-- Start Quoted passage --

Home > Archive > 70-216 > April 2004 > L2TP VPN with dialup





You are viewing an archived Text-only version of the thread. To view this thread in it's original format and/or if you want to reply to this thread please [click here]

Author L2TP VPN with dialup
Jahoe

2004-04-20, 6:20 pm

I am practicing some questions for the exam and now there is a question where I dount that the given correct answer is wrong. Question is below. As far as my information goes, L2TP can be used with dialup connection so the correct answer to me is B and E and not C and E. Can someone confirm this?
------------------------------------
You are the over-worked, under-paid and under-appreciated administrator of your company's network, which consists of a single Windows 2000 Domain. The network includes two domain controllers running Windows 2000 Server and two backup domain controllers running Windows NT 4.0. Another Windows 2000 Server computer named VPN1 runs Routing and Remote access. All client computers run Windows 2000 Professional. Employees who travel to customer sites use company-issued portable computers. These computers are configured for smart card support with company-issued certificates. Traveling employees dial in to VPN1 for network access. You need to configure VPN1 to ensure that virtual private network (VPN) connections are as secure as possible. Which two actions should you perform? (Each correct answer presents part of the solution. Choose two)

-- End Quoted passage --
-- Start Entries provided --

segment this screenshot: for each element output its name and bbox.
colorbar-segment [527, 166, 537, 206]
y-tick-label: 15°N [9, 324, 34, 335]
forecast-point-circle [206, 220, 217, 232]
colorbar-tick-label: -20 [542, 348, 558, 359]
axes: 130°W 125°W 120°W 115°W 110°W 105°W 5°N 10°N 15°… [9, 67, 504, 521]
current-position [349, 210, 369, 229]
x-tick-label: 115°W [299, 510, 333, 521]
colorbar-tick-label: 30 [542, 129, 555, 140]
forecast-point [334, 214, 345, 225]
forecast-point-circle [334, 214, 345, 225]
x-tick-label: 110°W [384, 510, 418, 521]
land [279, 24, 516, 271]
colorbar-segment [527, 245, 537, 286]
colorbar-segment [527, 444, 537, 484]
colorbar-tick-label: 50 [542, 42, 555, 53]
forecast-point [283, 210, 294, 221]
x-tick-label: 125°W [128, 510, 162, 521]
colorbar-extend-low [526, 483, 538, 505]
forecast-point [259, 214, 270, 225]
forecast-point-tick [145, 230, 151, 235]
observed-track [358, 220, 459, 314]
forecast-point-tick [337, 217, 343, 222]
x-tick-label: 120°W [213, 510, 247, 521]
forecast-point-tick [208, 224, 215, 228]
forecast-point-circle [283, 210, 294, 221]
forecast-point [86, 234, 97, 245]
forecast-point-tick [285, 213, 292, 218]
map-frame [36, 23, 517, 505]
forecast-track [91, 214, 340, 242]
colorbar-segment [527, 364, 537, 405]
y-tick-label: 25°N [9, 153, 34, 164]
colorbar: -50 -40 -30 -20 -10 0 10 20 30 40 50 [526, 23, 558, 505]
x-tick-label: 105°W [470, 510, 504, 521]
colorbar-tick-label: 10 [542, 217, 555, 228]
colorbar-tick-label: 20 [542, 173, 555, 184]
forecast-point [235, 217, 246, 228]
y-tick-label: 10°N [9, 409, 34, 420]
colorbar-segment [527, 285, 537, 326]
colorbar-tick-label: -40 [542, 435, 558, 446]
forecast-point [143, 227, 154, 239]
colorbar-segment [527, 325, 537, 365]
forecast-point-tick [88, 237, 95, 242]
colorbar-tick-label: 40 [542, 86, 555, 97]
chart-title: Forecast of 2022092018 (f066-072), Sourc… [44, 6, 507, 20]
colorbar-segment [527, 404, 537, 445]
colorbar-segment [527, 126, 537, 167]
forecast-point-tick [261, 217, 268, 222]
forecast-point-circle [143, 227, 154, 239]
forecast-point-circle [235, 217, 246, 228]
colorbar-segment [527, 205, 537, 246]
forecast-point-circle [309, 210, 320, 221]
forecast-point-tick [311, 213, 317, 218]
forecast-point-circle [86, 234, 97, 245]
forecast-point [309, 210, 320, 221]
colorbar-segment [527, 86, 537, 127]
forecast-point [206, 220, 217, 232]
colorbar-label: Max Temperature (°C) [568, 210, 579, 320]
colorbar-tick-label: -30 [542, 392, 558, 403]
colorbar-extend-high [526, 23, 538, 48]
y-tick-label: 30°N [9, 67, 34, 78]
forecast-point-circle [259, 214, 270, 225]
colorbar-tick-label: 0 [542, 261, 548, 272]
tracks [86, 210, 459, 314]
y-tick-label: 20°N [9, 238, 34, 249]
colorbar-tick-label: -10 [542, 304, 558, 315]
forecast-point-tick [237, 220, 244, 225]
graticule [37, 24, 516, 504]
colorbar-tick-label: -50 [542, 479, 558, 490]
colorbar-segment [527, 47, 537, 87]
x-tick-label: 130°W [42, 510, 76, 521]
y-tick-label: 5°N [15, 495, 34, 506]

-- End Entries provided --

=== Challenge A ===
In the L2TP forum thread, swap "dialup" with "dial-up" and write out the passage starting at "I am practicing" and ending at "someone confirm this?".
=== Challenge B ===
For each statement, say whether the L2TP forum thread agrees (yes or no) and quote the words that decide it. (i) The network includes two backup domain controllers running Windows NT 4.0. (ii) The poster thinks the correct answer is C and E. (iii) The client computers run Windows XP.
The rows have no part in this work.

=== Expected answer A ===
I am practicing some questions for the exam and now there is a question where I dount that the given correct answer is wrong. Question is below. As far as my information goes, L2TP can be used with dial-up connection so the correct answer to me is B and E and not C and E. Can someone confirm this?

=== Expected answer B ===
(i) Yes: "two backup domain controllers running Windows NT 4.0"
(ii) No: "the correct answer to me is B and E and not C and E"
(iii) No: "All client computers run Windows 2000 Professional."